Selected passage:
┌──
# Spring in January??



## Judy (Dec 12, 2005)

Well we had quite the day. A weather breaking record, for sure. We took advantage of the nice day and went out to visit friends.

Sitting on the porch:










Can you see where a piece of the black seems to have rubbed off his nose? Is this common?










We played his favorite game. (I tried taking some action shots, but they all came out blurry).










Can you believe it? At 5:00 pm, it was 70 degrees!!


----------



## ZildjiansMommy (Mar 19, 2006)

Oh My Goodness. 
Thats Nuts. Seriously.
LOVE THE PHOTOS!


----------



## MY MIKADO (Apr 7, 2006)

:love2: OMG what awsome pictures of Buster. He sure is a nice looking boy.  I don't know if that is comman. How long ago did it come off. 

We have NO SNOW it is January and we have rain but it is freezing at night so watch your step in fact I fell on a butt last night when we got home almost went under the truck I hurt this morning lol. I sure hope we get some snow we will be hurting this summer for lack of persipation.


----------



## Judy (Dec 12, 2005)

s.u.i.c.i.d.e said:


> Oh My Goodness.
> Thats Nuts. Seriously.
> LOVE THE PHOTOS!


Thanks!!



MY MIKADO said:


> :love2: OMG what awsome pictures of Buster. He sure is a nice looking boy.  I don't know if that is comman. How long ago did it come off.
> 
> We have NO SNOW it is January and we have rain but it is freezing at night so watch your step in fact I fell on a butt last night when we got home almost went under the truck I hurt this morning lol. I sure hope we get some snow we will be hurting this summer for lack of persipation.
└──
Dataset:
┌──
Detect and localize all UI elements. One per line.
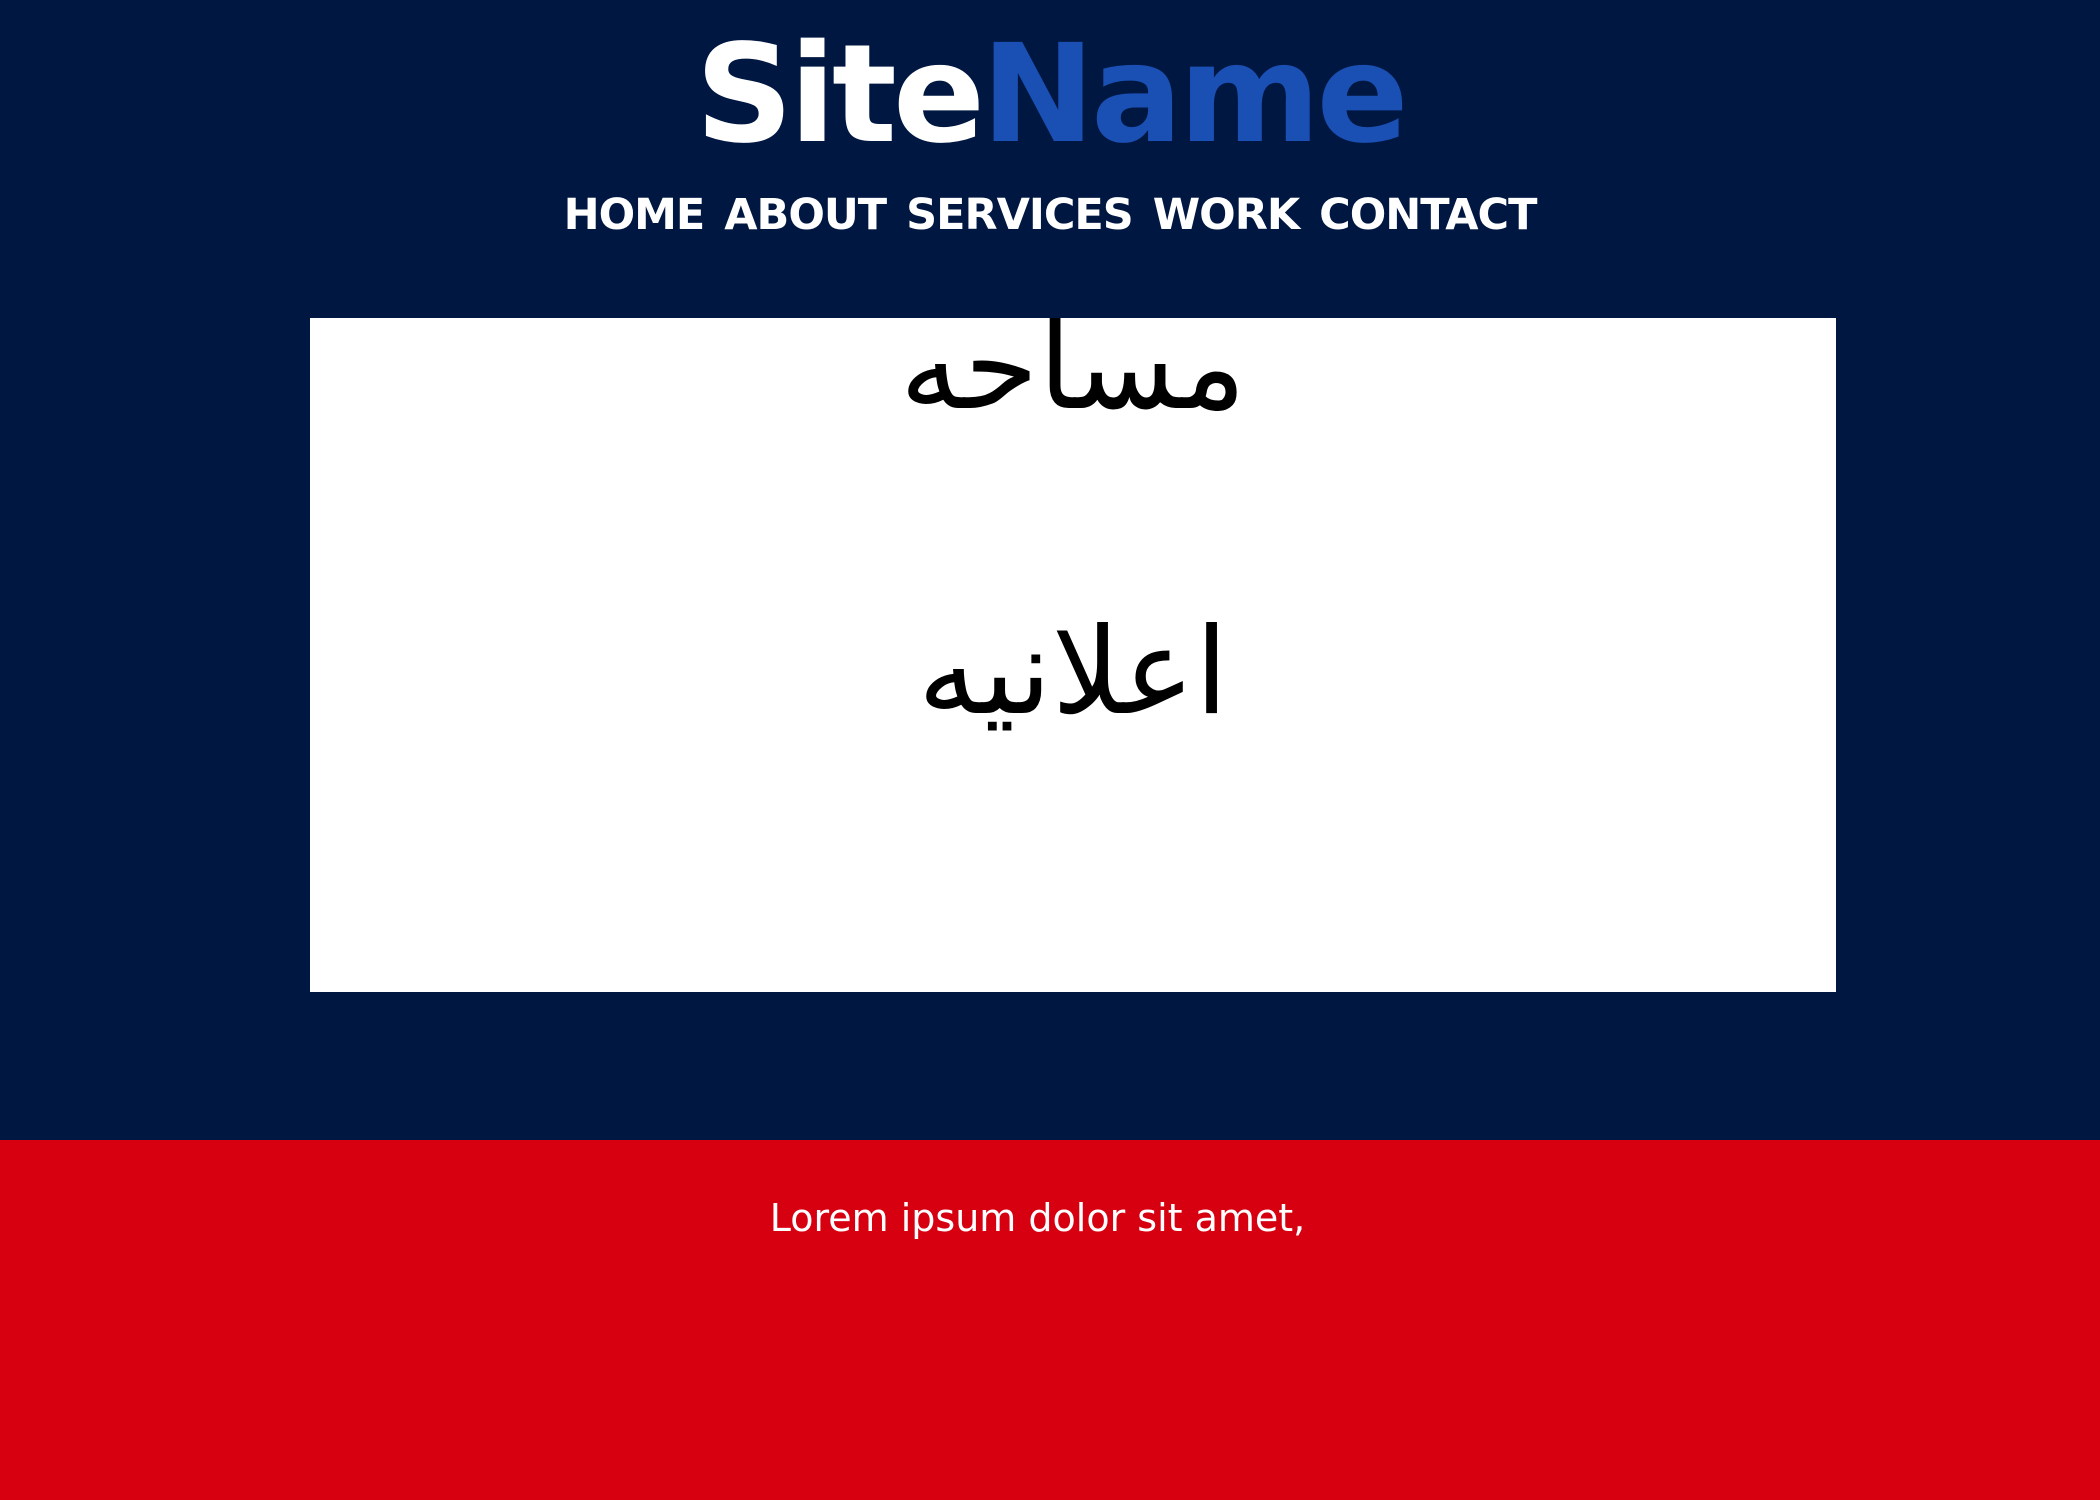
nav-item-contact[interactable]: CONTACT [1319, 190, 1537, 240]
footer-text: Lorem ipsum dolor sit amet, [769, 1196, 1306, 1240]
site-footer: Lorem ipsum dolor sit amet, [0, 1140, 2100, 1500]
nav-item-work[interactable]: WORK [1153, 190, 1300, 240]
ad-space-banner[interactable]: مساحه اعلانيه [310, 318, 1836, 992]
nav-item-about[interactable]: ABOUT [724, 190, 887, 240]
ad-text-line1: مساحه [899, 318, 1247, 437]
main-nav: HOME ABOUT SERVICES WORK CONTACT [0, 185, 2100, 245]
logo-part-name: Name [981, 16, 1409, 174]
ad-text-line2: اعلانيه [917, 603, 1229, 742]
nav-item-services[interactable]: SERVICES [906, 190, 1134, 240]
logo-part-site: Site [695, 16, 985, 174]
site-header: SiteName HOME ABOUT SERVICES WORK CONTAC… [0, 0, 2100, 1140]
site-logo[interactable]: SiteName [0, 10, 2100, 180]
nav-item-home[interactable]: HOME [564, 190, 706, 240]
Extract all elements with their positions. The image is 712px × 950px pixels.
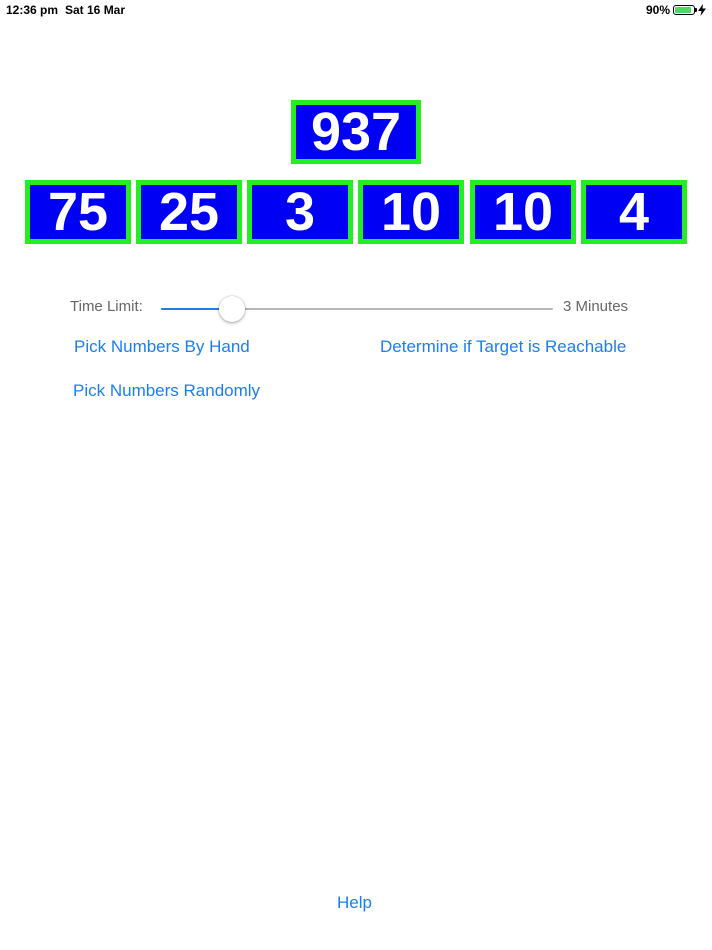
- number-tile[interactable]: 10: [358, 180, 464, 244]
- target-number: 937: [310, 102, 402, 162]
- time-limit-value: 3 Minutes: [563, 298, 629, 315]
- number-tile[interactable]: 10: [470, 180, 576, 244]
- number-tile[interactable]: 75: [25, 180, 131, 244]
- number-tile-value: 4: [618, 182, 650, 242]
- number-tile-value: 3: [284, 182, 316, 242]
- number-tile-value: 75: [47, 182, 109, 242]
- charging-bolt-icon: [698, 4, 706, 16]
- battery-status: 90%: [646, 0, 706, 20]
- number-tile[interactable]: 3: [247, 180, 353, 244]
- target-number-tile[interactable]: 937: [291, 100, 421, 164]
- determine-reachable-button[interactable]: Determine if Target is Reachable: [380, 337, 626, 357]
- status-time: 12:36 pm: [6, 3, 59, 17]
- pick-numbers-randomly-button[interactable]: Pick Numbers Randomly: [73, 381, 260, 401]
- status-bar: 12:36 pm Sat 16 Mar 90%: [0, 0, 712, 20]
- battery-percentage: 90%: [645, 3, 670, 17]
- help-button[interactable]: Help: [337, 893, 372, 913]
- battery-icon: [673, 5, 697, 15]
- time-limit-slider[interactable]: [161, 296, 553, 322]
- number-tile-value: 10: [380, 182, 442, 242]
- status-date: Sat 16 Mar: [65, 3, 126, 17]
- slider-thumb[interactable]: [218, 296, 245, 322]
- battery-level-fill: [675, 7, 692, 13]
- time-limit-label: Time Limit:: [70, 298, 143, 315]
- number-tile-value: 10: [492, 182, 554, 242]
- number-tile-value: 25: [158, 182, 220, 242]
- pick-numbers-by-hand-button[interactable]: Pick Numbers By Hand: [74, 337, 250, 357]
- number-tile[interactable]: 4: [581, 180, 687, 244]
- number-tile[interactable]: 25: [136, 180, 242, 244]
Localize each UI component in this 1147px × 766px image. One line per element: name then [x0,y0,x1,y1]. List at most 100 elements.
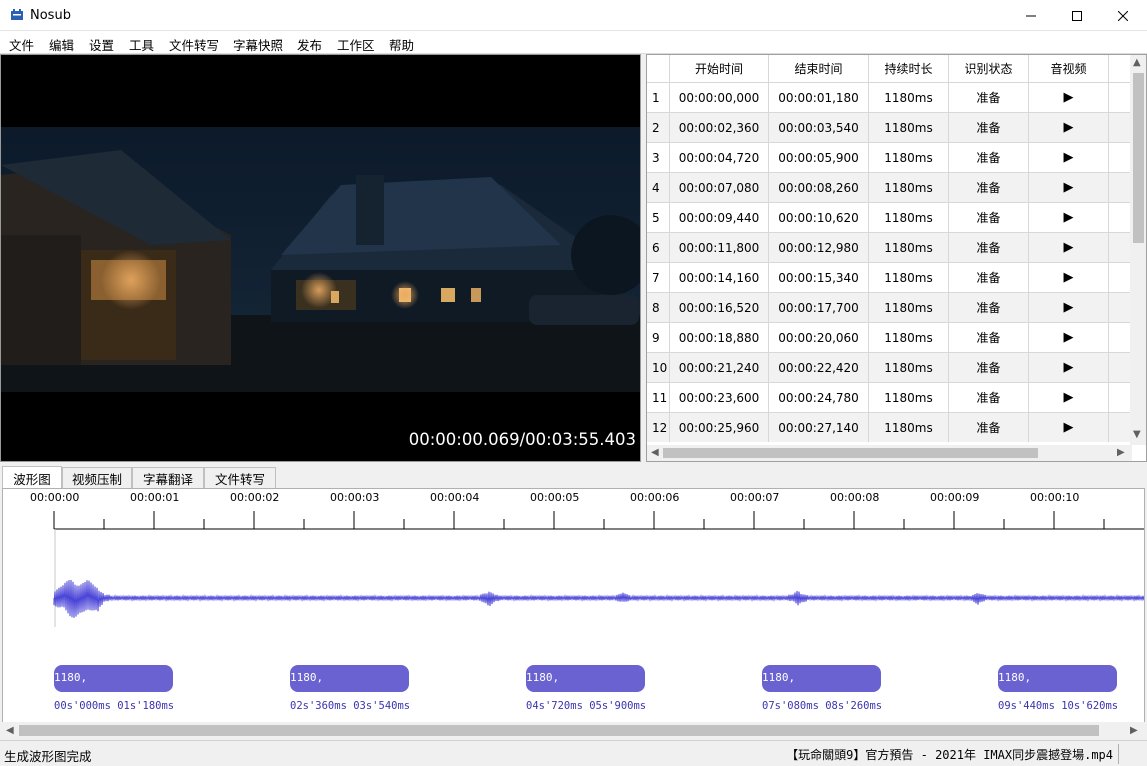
table-row[interactable]: 7 00:00:14,160 00:00:15,340 1180ms 准备 ▶ [647,262,1132,292]
menu-publish[interactable]: 发布 [297,35,322,54]
cell-status: 准备 [949,113,1029,142]
table-row[interactable]: 12 00:00:25,960 00:00:27,140 1180ms 准备 ▶ [647,412,1132,442]
menu-file[interactable]: 文件 [9,35,34,54]
col-header-status[interactable]: 识别状态 [949,55,1029,82]
play-icon[interactable]: ▶ [1029,143,1109,172]
menu-subtitle-snapshot[interactable]: 字幕快照 [233,35,283,54]
table-row[interactable]: 4 00:00:07,080 00:00:08,260 1180ms 准备 ▶ [647,172,1132,202]
grid-vertical-scrollbar[interactable]: ▲ ▼ [1130,55,1146,445]
minimize-button[interactable] [1008,0,1054,31]
tab-waveform[interactable]: 波形图 [2,466,62,489]
close-icon [1118,10,1128,21]
grid-hscroll-thumb[interactable] [663,448,1038,458]
cell-end-time: 00:00:10,620 [769,203,869,232]
table-row[interactable]: 3 00:00:04,720 00:00:05,900 1180ms 准备 ▶ [647,142,1132,172]
play-icon[interactable]: ▶ [1029,203,1109,232]
col-header-end[interactable]: 结束时间 [769,55,869,82]
play-icon[interactable]: ▶ [1029,233,1109,262]
table-row[interactable]: 5 00:00:09,440 00:00:10,620 1180ms 准备 ▶ [647,202,1132,232]
menu-workspace[interactable]: 工作区 [337,35,375,54]
scroll-left-icon[interactable]: ◀ [651,447,659,458]
scroll-right-icon[interactable]: ▶ [1117,447,1125,458]
subtitle-segment-block[interactable]: 1180, [526,665,645,692]
play-icon[interactable]: ▶ [1029,293,1109,322]
table-row[interactable]: 11 00:00:23,600 00:00:24,780 1180ms 准备 ▶ [647,382,1132,412]
cell-duration: 1180ms [869,323,949,352]
status-message: 生成波形图完成 [4,749,92,764]
tab-video-encode[interactable]: 视频压制 [62,467,132,488]
play-icon[interactable]: ▶ [1029,83,1109,112]
status-filename: 【玩命關頭9】官方預告 - 2021年 IMAX同步震撼登場.mp4 [786,748,1113,762]
play-icon[interactable]: ▶ [1029,263,1109,292]
play-icon[interactable]: ▶ [1029,353,1109,382]
scroll-up-icon[interactable]: ▲ [1133,57,1141,68]
col-header-index[interactable] [647,55,670,82]
segment-time-range: 07s'080ms 08s'260ms [762,700,883,712]
cell-index: 11 [647,383,670,412]
table-row[interactable]: 1 00:00:00,000 00:00:01,180 1180ms 准备 ▶ [647,82,1132,112]
title-bar: Nosub [0,0,1147,31]
grid-horizontal-scrollbar[interactable]: ◀ ▶ [647,445,1132,461]
cell-end-time: 00:00:03,540 [769,113,869,142]
cell-index: 10 [647,353,670,382]
scroll-down-icon[interactable]: ▼ [1133,429,1141,440]
cell-status: 准备 [949,323,1029,352]
play-icon[interactable]: ▶ [1029,413,1109,442]
table-row[interactable]: 2 00:00:02,360 00:00:03,540 1180ms 准备 ▶ [647,112,1132,142]
cell-end-time: 00:00:22,420 [769,353,869,382]
cell-start-time: 00:00:23,600 [670,383,769,412]
play-icon[interactable]: ▶ [1029,383,1109,412]
tab-file-transcribe[interactable]: 文件转写 [204,467,276,488]
cell-index: 8 [647,293,670,322]
cell-status: 准备 [949,203,1029,232]
waveform-hscroll-thumb[interactable] [19,725,1099,736]
menu-help[interactable]: 帮助 [389,35,414,54]
play-icon[interactable]: ▶ [1029,323,1109,352]
segment-time-range: 09s'440ms 10s'620ms [998,700,1119,712]
wave-scroll-left-icon[interactable]: ◀ [6,725,14,736]
col-header-media[interactable]: 音视频 [1029,55,1109,82]
menu-tools[interactable]: 工具 [129,35,154,54]
cell-duration: 1180ms [869,233,949,262]
grid-vscroll-thumb[interactable] [1133,73,1144,243]
play-icon[interactable]: ▶ [1029,113,1109,142]
cell-start-time: 00:00:09,440 [670,203,769,232]
col-header-start[interactable]: 开始时间 [670,55,769,82]
minimize-icon [1026,15,1036,16]
cell-end-time: 00:00:01,180 [769,83,869,112]
close-button[interactable] [1100,0,1146,31]
cell-start-time: 00:00:16,520 [670,293,769,322]
menu-settings[interactable]: 设置 [89,35,114,54]
cell-start-time: 00:00:11,800 [670,233,769,262]
waveform-horizontal-scrollbar[interactable]: ◀ ▶ [2,722,1145,739]
waveform-panel[interactable]: 00:00:00 00:00:01 00:00:02 00:00:03 00:00:04… [2,488,1145,739]
wave-scroll-right-icon[interactable]: ▶ [1130,725,1138,736]
segment-time-range: 00s'000ms 01s'180ms [54,700,175,712]
tab-subtitle-translate[interactable]: 字幕翻译 [132,467,204,488]
table-row[interactable]: 8 00:00:16,520 00:00:17,700 1180ms 准备 ▶ [647,292,1132,322]
play-icon[interactable]: ▶ [1029,173,1109,202]
table-row[interactable]: 6 00:00:11,800 00:00:12,980 1180ms 准备 ▶ [647,232,1132,262]
table-row[interactable]: 9 00:00:18,880 00:00:20,060 1180ms 准备 ▶ [647,322,1132,352]
subtitle-segment-block[interactable]: 1180, [998,665,1117,692]
subtitle-segment-block[interactable]: 1180, [762,665,881,692]
subtitle-segment-block[interactable]: 1180, [54,665,173,692]
cell-index: 1 [647,83,670,112]
cell-status: 准备 [949,233,1029,262]
menu-file-transcribe[interactable]: 文件转写 [169,35,219,54]
subtitle-grid[interactable]: 开始时间 结束时间 持续时长 识别状态 音视频 1 00:00:00,000 00:… [646,54,1147,462]
cell-duration: 1180ms [869,263,949,292]
cell-index: 12 [647,413,670,442]
cell-duration: 1180ms [869,413,949,442]
cell-index: 7 [647,263,670,292]
menu-edit[interactable]: 编辑 [49,35,74,54]
subtitle-segment-block[interactable]: 1180, [290,665,409,692]
video-preview[interactable]: 00:00:00.069/00:03:55.403 [0,54,641,462]
maximize-button[interactable] [1054,0,1100,31]
cell-duration: 1180ms [869,83,949,112]
table-row[interactable]: 10 00:00:21,240 00:00:22,420 1180ms 准备 ▶ [647,352,1132,382]
col-header-duration[interactable]: 持续时长 [869,55,949,82]
cell-index: 9 [647,323,670,352]
cell-end-time: 00:00:17,700 [769,293,869,322]
video-timecode: 00:00:00.069/00:03:55.403 [408,430,636,449]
└──
Do this: Reproduce word for word everything in the January weather thread from "Well we had" down to "Is this common?".

Response:
Well we had quite the day. A weather breaking record, for sure. We took advantage of the nice day and went out to visit friends.

Sitting on the porch:










Can you see where a piece of the black seems to have rubbed off his nose? Is this common?